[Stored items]
※ ※ ※

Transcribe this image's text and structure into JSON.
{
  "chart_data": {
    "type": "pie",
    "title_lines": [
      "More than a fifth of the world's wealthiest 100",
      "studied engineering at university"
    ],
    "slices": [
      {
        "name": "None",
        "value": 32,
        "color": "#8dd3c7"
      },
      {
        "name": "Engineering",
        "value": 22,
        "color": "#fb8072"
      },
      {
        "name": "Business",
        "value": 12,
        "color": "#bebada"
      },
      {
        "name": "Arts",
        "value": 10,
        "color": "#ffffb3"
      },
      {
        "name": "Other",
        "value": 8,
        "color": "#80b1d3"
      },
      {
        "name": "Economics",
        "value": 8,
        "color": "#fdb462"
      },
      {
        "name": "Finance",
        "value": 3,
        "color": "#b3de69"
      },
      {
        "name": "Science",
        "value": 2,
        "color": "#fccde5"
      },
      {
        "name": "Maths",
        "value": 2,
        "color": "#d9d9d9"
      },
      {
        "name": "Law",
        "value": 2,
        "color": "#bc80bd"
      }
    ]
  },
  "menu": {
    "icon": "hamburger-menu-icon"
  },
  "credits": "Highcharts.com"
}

※ ※ ※

§ Exercise: Please copy out each record, character for character.

§ Answer to the exercise:
Transcribe this image's text and structure into JSON.
{
  "chart_data": {
    "type": "pie",
    "title_lines": [
      "More than a fifth of the world's wealthiest 100",
      "studied engineering at university"
    ],
    "slices": [
      {
        "name": "None",
        "value": 32,
        "color": "#8dd3c7"
      },
      {
        "name": "Engineering",
        "value": 22,
        "color": "#fb8072"
      },
      {
        "name": "Business",
        "value": 12,
        "color": "#bebada"
      },
      {
        "name": "Arts",
        "value": 10,
        "color": "#ffffb3"
      },
      {
        "name": "Other",
        "value": 8,
        "color": "#80b1d3"
      },
      {
        "name": "Economics",
        "value": 8,
        "color": "#fdb462"
      },
      {
        "name": "Finance",
        "value": 3,
        "color": "#b3de69"
      },
      {
        "name": "Science",
        "value": 2,
        "color": "#fccde5"
      },
      {
        "name": "Maths",
        "value": 2,
        "color": "#d9d9d9"
      },
      {
        "name": "Law",
        "value": 2,
        "color": "#bc80bd"
      }
    ]
  },
  "menu": {
    "icon": "hamburger-menu-icon"
  },
  "credits": "Highcharts.com"
}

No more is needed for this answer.